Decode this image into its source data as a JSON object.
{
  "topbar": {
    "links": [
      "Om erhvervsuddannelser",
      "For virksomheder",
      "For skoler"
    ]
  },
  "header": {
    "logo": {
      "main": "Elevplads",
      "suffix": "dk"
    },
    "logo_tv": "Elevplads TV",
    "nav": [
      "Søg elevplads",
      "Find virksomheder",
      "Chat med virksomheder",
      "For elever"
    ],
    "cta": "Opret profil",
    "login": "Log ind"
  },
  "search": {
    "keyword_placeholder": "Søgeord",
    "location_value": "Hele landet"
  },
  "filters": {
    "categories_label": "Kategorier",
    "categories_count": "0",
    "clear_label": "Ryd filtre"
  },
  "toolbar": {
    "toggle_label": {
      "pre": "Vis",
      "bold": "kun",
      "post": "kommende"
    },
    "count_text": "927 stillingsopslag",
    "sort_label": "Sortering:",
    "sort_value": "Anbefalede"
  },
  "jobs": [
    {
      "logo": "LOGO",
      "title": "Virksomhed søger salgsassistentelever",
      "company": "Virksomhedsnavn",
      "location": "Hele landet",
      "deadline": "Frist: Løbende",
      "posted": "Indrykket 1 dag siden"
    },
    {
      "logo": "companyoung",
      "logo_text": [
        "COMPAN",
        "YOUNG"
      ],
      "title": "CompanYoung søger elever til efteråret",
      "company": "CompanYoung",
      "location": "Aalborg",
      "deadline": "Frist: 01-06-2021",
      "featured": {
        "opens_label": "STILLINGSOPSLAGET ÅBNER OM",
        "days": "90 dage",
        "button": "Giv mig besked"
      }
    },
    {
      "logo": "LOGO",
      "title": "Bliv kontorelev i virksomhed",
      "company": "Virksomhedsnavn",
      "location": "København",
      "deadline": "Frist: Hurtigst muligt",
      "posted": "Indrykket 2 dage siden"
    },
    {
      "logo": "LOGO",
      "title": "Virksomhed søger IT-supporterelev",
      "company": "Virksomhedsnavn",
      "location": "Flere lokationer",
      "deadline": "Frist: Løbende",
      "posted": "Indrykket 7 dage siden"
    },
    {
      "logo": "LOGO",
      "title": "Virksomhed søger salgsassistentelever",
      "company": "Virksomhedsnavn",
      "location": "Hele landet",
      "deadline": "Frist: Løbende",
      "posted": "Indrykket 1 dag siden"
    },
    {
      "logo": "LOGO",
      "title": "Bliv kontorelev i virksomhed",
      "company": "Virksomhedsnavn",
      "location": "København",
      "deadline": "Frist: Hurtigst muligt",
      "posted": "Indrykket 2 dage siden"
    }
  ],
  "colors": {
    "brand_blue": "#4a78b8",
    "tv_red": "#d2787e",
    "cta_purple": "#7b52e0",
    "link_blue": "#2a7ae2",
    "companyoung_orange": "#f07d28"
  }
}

* * *

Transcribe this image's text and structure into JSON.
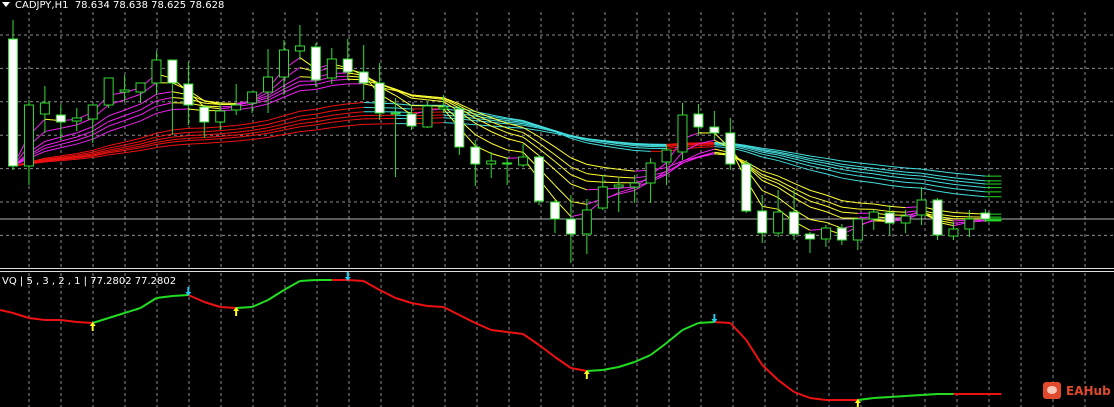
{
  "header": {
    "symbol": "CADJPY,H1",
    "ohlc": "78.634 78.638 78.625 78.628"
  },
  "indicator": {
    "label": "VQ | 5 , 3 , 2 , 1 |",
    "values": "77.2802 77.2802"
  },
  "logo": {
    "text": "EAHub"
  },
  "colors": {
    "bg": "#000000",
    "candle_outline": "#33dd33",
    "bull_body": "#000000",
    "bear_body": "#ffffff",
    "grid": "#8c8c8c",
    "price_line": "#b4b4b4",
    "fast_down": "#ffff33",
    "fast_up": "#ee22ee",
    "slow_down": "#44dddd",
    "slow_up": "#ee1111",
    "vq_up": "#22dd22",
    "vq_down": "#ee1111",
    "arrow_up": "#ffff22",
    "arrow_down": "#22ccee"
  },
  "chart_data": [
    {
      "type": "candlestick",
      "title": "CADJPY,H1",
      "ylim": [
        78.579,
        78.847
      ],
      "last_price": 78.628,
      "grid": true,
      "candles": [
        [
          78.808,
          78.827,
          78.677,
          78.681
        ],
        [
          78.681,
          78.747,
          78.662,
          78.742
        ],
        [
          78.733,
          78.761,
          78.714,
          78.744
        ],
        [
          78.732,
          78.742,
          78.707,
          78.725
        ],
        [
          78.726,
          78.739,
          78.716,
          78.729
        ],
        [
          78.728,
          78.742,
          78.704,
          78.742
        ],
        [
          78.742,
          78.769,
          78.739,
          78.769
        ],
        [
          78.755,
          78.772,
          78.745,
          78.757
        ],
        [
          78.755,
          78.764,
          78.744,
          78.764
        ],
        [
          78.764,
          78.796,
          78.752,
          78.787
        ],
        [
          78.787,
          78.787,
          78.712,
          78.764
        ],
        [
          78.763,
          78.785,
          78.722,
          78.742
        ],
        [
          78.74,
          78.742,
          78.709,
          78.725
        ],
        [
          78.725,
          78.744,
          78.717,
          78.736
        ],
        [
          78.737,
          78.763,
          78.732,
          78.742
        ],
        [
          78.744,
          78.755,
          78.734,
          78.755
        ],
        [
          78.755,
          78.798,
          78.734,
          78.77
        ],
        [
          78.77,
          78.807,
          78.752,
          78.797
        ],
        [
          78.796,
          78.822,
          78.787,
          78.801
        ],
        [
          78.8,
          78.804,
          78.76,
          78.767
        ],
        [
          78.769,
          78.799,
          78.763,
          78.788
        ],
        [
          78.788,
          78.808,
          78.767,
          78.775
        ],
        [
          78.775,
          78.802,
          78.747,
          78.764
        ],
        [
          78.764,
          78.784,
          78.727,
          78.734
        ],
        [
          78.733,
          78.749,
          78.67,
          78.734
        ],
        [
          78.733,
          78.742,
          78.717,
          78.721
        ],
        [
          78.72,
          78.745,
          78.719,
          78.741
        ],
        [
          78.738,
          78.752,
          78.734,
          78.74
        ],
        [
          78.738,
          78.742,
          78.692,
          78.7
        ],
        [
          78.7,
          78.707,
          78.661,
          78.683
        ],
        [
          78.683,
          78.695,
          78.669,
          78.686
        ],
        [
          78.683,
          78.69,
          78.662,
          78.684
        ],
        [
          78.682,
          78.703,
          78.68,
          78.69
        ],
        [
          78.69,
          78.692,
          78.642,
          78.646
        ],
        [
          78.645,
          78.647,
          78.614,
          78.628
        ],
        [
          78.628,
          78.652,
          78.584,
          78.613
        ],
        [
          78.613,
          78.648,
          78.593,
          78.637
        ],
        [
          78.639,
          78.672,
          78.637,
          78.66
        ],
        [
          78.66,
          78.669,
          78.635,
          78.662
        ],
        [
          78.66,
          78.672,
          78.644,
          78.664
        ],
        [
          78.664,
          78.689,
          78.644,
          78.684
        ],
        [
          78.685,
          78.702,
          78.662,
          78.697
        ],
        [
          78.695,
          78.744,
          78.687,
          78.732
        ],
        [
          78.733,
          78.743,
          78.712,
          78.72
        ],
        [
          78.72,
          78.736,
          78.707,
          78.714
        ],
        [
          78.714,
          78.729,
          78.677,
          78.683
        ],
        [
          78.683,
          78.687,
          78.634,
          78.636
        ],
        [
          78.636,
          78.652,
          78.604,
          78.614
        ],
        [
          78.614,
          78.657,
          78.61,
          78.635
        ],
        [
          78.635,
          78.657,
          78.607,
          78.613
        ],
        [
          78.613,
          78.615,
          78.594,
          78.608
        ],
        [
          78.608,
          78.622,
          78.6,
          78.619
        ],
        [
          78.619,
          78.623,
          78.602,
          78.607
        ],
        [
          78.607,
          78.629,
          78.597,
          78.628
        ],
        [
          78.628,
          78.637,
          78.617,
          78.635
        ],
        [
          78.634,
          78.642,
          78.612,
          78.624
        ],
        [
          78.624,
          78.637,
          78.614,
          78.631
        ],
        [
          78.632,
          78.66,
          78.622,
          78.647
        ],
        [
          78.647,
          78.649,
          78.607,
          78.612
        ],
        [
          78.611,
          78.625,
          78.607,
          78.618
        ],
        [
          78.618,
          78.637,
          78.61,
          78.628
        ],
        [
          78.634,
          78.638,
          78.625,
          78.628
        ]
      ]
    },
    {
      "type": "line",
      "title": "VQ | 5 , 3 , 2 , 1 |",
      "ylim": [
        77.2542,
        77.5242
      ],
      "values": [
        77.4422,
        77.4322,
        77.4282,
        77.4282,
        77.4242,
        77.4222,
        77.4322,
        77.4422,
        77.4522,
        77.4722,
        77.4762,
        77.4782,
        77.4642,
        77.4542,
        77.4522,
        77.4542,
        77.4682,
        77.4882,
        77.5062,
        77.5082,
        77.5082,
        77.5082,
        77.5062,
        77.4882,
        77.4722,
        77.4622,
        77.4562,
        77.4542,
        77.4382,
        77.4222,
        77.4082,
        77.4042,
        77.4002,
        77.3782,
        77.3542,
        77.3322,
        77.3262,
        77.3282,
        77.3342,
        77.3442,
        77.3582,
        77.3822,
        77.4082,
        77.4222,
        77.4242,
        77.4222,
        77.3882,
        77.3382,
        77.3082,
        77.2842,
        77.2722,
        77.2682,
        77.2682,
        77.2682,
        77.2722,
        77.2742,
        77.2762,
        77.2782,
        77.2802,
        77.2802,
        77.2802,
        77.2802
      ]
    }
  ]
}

What the task requires ▸ Look through the data above. Find each line with the string "image" and copy it.

Completed exercise ▸
Decode this image into its source data as a JSON object.
Transcribe this image's text and structure into JSON.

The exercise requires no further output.